- [EXCERPTED TEXT]
- - -
Client Alert | 2 min read | 01.24.20

On January 17, 2020, a three-judge panel of the Ninth Circuit Court of Appeals reversed and remanded the climate change case Juliana v. United States to the Oregon district court with instructions to dismiss. Plaintiffs, a group of children from across the country joined by climate change advocates, filed the lawsuit in 2015, accusing the federal government of causing alleged climate change-related injuries by permitting, authorizing, and subsidizing fossil fuel use. Plaintiffs did not seek damages, claim a violation of statute or regulation, or assert a procedural right. Instead, they asserted a number of constitutional claims, including the right to a “climate system capable of sustaining human life,” as well as claims under the public trust doctrine. While conceding that their requested relief would not alone solve global climate change, plaintiffs asked the court to declare that the federal government violated their constitutional and public trust rights and issue an order enjoining the federal government from supporting fossil fuel use and directing it to prepare a national remedial plan to phase out fossil fuel emissions.

As the case proceeded through motion to dismiss briefing, discovery, and summary judgment, the government aggressively sought to end the case, filing two writs of mandamus before the Ninth Circuit and seeking a stay of proceedings from the U.S. Supreme Court, before successfully petitioning the Ninth Circuit for interlocutory review of the district court’s orders declining to dismiss the case. The government’s arguments for dismissal included the argument that, to the extent the claims could proceed at all, they must do so under the Administrative Procedure Act. The Ninth Circuit rejected that argument, holding that plaintiffs could bring their claims under the Constitution.
- - -
- [SUPPLIED MATERIAL]
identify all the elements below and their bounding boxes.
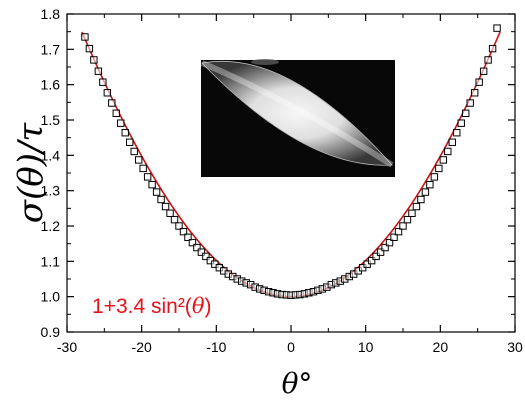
- - -
- [YOUR INSTRUCTIONS] Quote the client alert on Juliana v. United States word for word between "As the case" and "under the Constitution.", inclusive.

- [THE REPLY]
As the case proceeded through motion to dismiss briefing, discovery, and summary judgment, the government aggressively sought to end the case, filing two writs of mandamus before the Ninth Circuit and seeking a stay of proceedings from the U.S. Supreme Court, before successfully petitioning the Ninth Circuit for interlocutory review of the district court’s orders declining to dismiss the case. The government’s arguments for dismissal included the argument that, to the extent the claims could proceed at all, they must do so under the Administrative Procedure Act. The Ninth Circuit rejected that argument, holding that plaintiffs could bring their claims under the Constitution.